### Passage to read
┄┄┄┄┄┄┄┄┄┄┄┄┄┄┄┄┄┄┄┄

Russell Bowers appeals the trial court’s denial of his motion for postconviction relief filed pursuant to Florida Rule of Criminal Procedure 3.850. In his motion, Bowers alleged five grounds of ineffective assistance of trial counsel. We affirm the trial court’s order on four of the grounds without discussion but reverse as to one issue.
Bowers was charged with burglary of a structure and grand theft. Following conviction after a jury trial, Bowers was sentenced to fifteen years in prison for the grand theft and to a consecutive five-year term for the burglary. This court affirmed his conviction and sentence, noting that “the only issue of arguable merit is whether Mr. Bowers’ trial counsel provided ineffective assistance in a manner that can be conclusively determined from the face of the record” and concluding that any ineffectiveness claims were “more appropriately raised in a [rule 3.850 motion].” Bowers v. State, 850 So.2d 617, 617 (Fla. 2d DCA 2003).
Accordingly, Bowers alleged in his post-conviction motion that his trial counsel had rendered ineffective assistance by eliciting numerous details of Bowers’ prior criminal record during his direct examination of Bowers. Most of these details concerned *1200matters about which the State would not have been entitled to inquire. At the post-conviction evidentiary hearing, trial counsel testified that Bowers’ credibility had been at issue at trial. The State had presented Joe Boyer, who was originally supposed to be Bowers’ alibi witness but who ultimately accused Bowers of the crimes. As such, the question of Bowers’ guilt came down to whom the jury believed — Bowers or Boyer.
Trial counsel suggested at the postcon-viction hearing that it was his trial strategy to have Bowers admit all the details of his criminal record in the hope that such candid testimony on these matters would influence the jury to accept his testimony regarding the burglary and grand theft. The postconviction court accepted this explanation and denied Bowers’ rule 3.850 motion, finding that trial counsel’s actions were reasonable strategic decisions that are not subject to collateral attack. We disagree.

┄┄┄┄┄┄┄┄┄┄┄┄┄┄┄┄┄┄┄┄

### Supplied material
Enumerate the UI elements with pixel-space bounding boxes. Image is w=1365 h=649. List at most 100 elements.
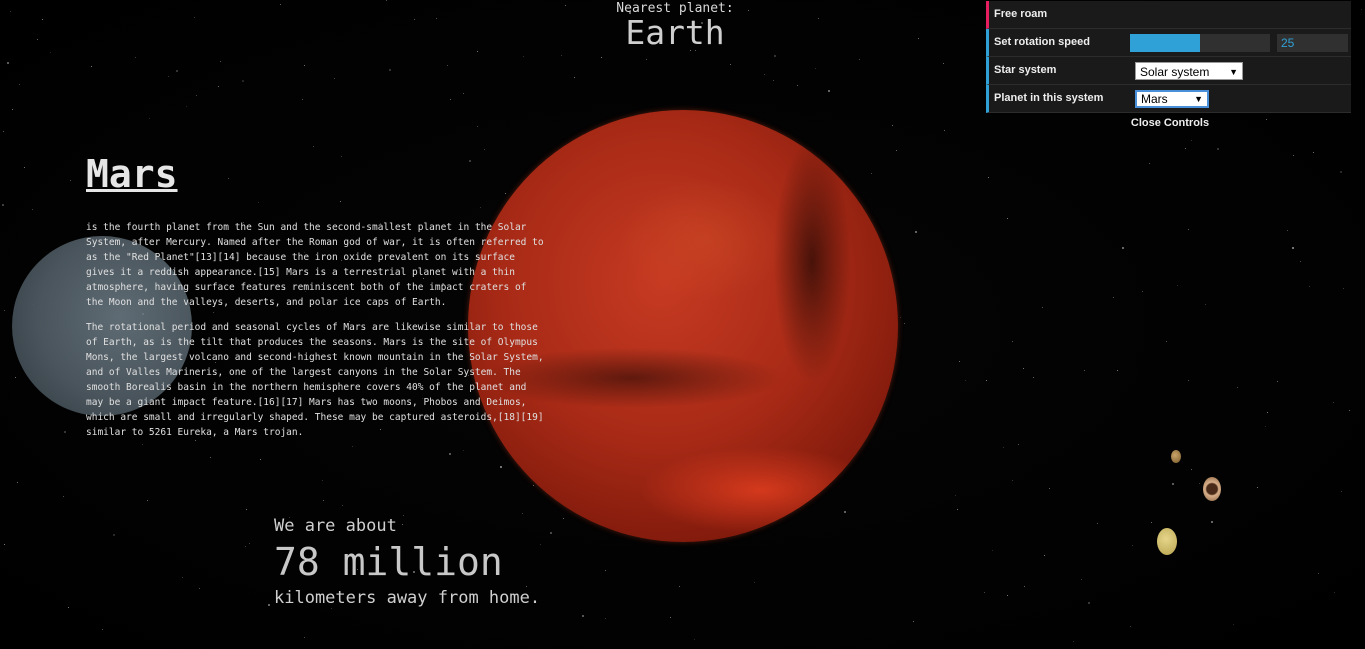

┄┄┄┄┄┄┄┄┄┄┄┄┄┄┄┄┄┄┄┄

### Exercise task 1
Copy the stretch of the opinion on Bowers' appeal from "Trial counsel suggested" through "attack. We disagree.".
### Exercise task 2
For each statement, say yes or no to whether it agrees with the opinion on Bowers' appeal, and quote the words of the opinion that decide it.
(a) Bowers received fifteen years in prison for the burglary.
(b) Joe Boyer was first supposed to serve as Bowers' alibi witness.
(c) The appeals court reversed the trial court on all five grounds.
### Exercise task 3
Using the opinion on Bowers' appeal, answer each question.
(a) Under which rule did Bowers file his motion for postconviction relief?
(b) With which two crimes was Bowers charged?
(c) How did the postconviction court describe trial counsel's actions?

### Right answer 1
Trial counsel suggested at the postcon-viction hearing that it was his trial strategy to have Bowers admit all the details of his criminal record in the hope that such candid testimony on these matters would influence the jury to accept his testimony regarding the burglary and grand theft. The postconviction court accepted this explanation and denied Bowers’ rule 3.850 motion, finding that trial counsel’s actions were reasonable strategic decisions that are not subject to collateral attack. We disagree.

### Right answer 2
(a) No: "sentenced to fifteen years in prison for the grand theft and to a consecutive five-year term for the burglary"
(b) Yes: "who was originally supposed to be Bowers’ alibi witness"
(c) No: "We affirm the trial court’s order on four of the grounds without discussion but reverse as to one issue."

### Right answer 3
(a) Florida Rule of Criminal Procedure 3.850
(b) Burglary of a structure and grand theft
(c) As reasonable strategic decisions that are not subject to collateral attack